[Items from a figure collection]
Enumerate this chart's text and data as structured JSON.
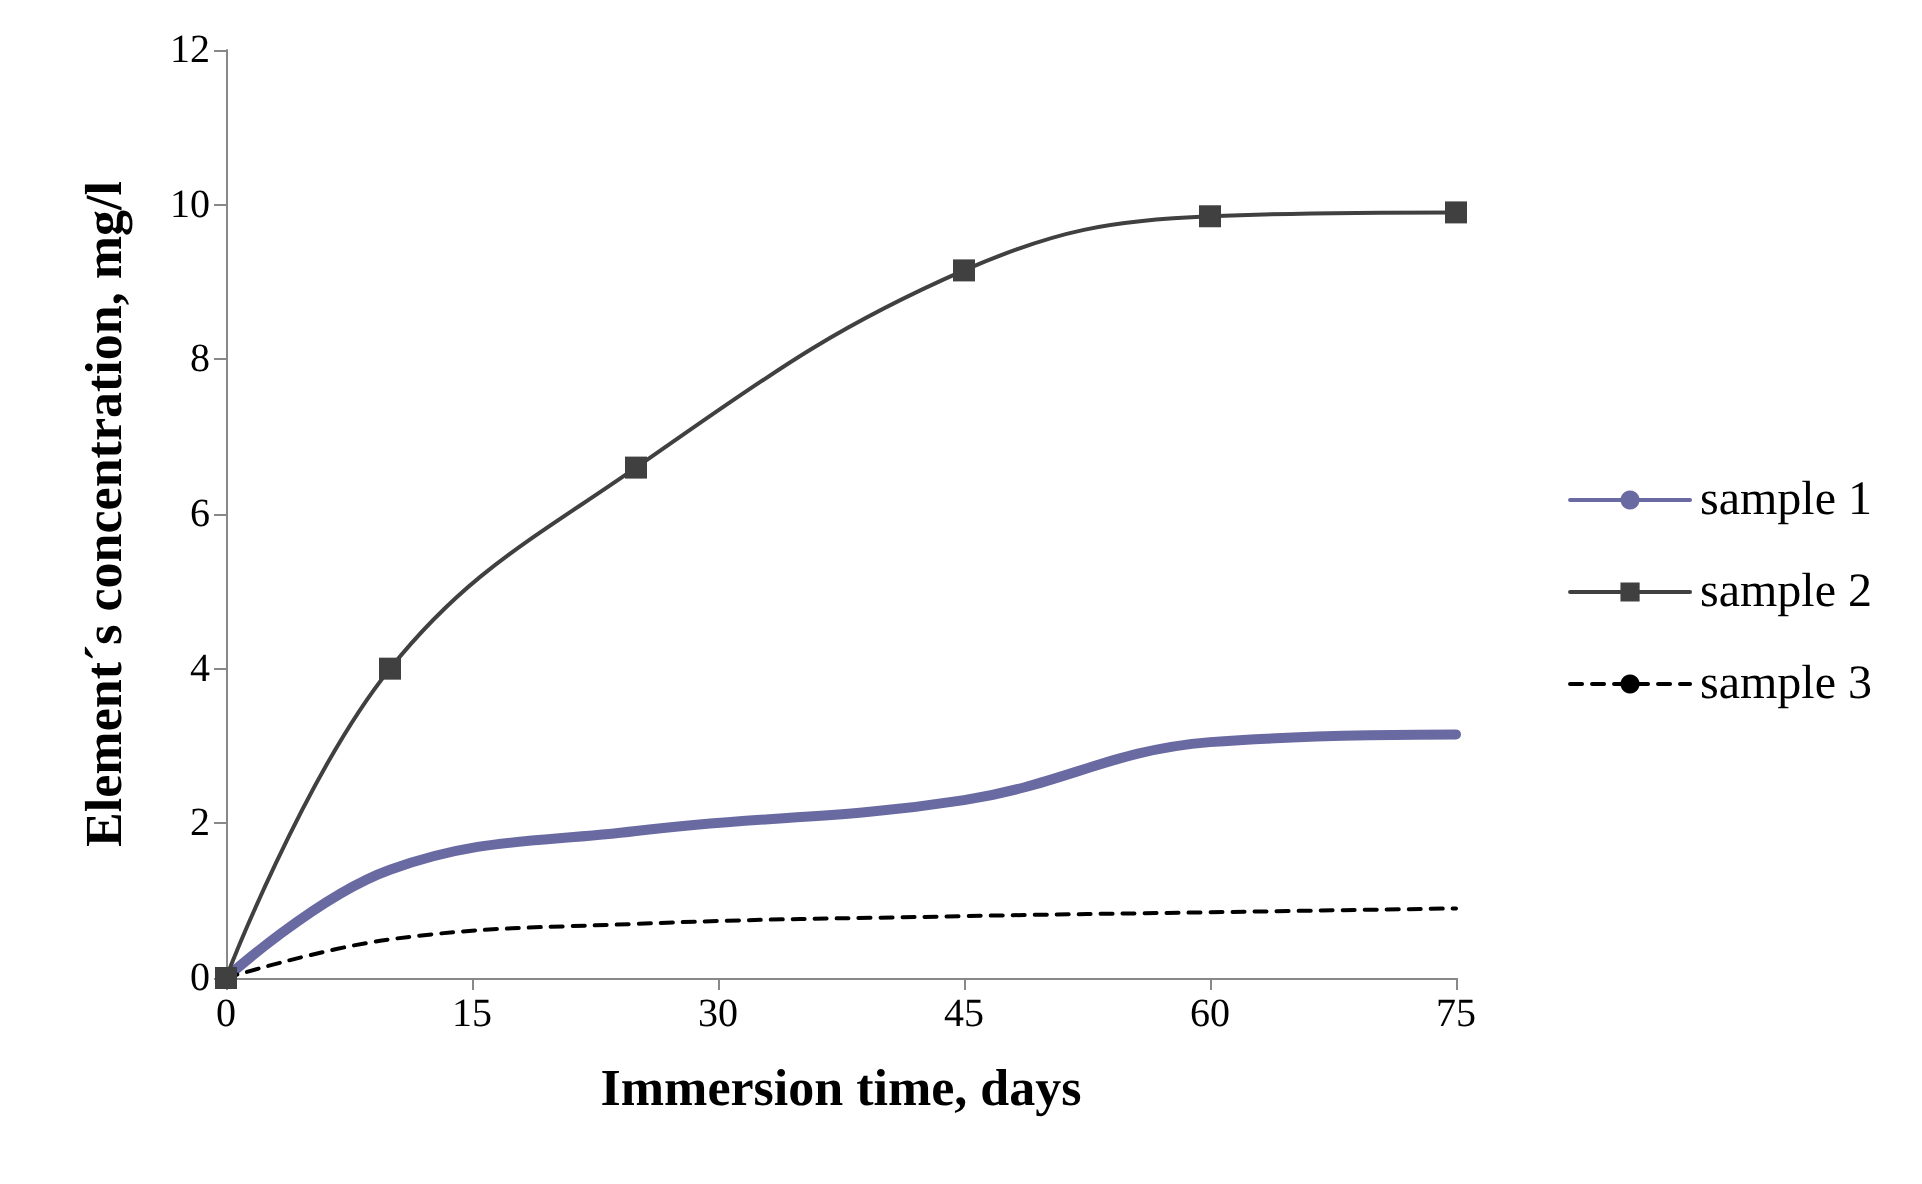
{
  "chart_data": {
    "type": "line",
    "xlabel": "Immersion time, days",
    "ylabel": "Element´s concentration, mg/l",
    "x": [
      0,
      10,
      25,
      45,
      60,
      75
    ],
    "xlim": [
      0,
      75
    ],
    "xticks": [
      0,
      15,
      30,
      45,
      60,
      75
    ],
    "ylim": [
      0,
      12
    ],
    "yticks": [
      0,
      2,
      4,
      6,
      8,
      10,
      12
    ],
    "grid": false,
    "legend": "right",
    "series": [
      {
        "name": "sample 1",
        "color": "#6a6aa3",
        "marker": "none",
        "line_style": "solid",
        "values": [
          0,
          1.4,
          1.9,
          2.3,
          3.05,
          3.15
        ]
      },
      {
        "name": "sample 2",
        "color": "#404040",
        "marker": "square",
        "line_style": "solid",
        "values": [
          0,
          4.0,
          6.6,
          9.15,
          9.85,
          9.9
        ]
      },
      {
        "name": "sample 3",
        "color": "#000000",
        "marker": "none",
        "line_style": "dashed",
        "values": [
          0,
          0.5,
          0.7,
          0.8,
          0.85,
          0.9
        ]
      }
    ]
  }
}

Exercise aim
Pictures stay out; repeat all the rest of the records exactly.

Expected answer
Enumerate this chart's text and data as structured JSON.
{
  "chart_data": {
    "type": "line",
    "xlabel": "Immersion time, days",
    "ylabel": "Element´s concentration, mg/l",
    "x": [
      0,
      10,
      25,
      45,
      60,
      75
    ],
    "xlim": [
      0,
      75
    ],
    "xticks": [
      0,
      15,
      30,
      45,
      60,
      75
    ],
    "ylim": [
      0,
      12
    ],
    "yticks": [
      0,
      2,
      4,
      6,
      8,
      10,
      12
    ],
    "grid": false,
    "legend": "right",
    "series": [
      {
        "name": "sample 1",
        "color": "#6a6aa3",
        "marker": "none",
        "line_style": "solid",
        "values": [
          0,
          1.4,
          1.9,
          2.3,
          3.05,
          3.15
        ]
      },
      {
        "name": "sample 2",
        "color": "#404040",
        "marker": "square",
        "line_style": "solid",
        "values": [
          0,
          4.0,
          6.6,
          9.15,
          9.85,
          9.9
        ]
      },
      {
        "name": "sample 3",
        "color": "#000000",
        "marker": "none",
        "line_style": "dashed",
        "values": [
          0,
          0.5,
          0.7,
          0.8,
          0.85,
          0.9
        ]
      }
    ]
  }
}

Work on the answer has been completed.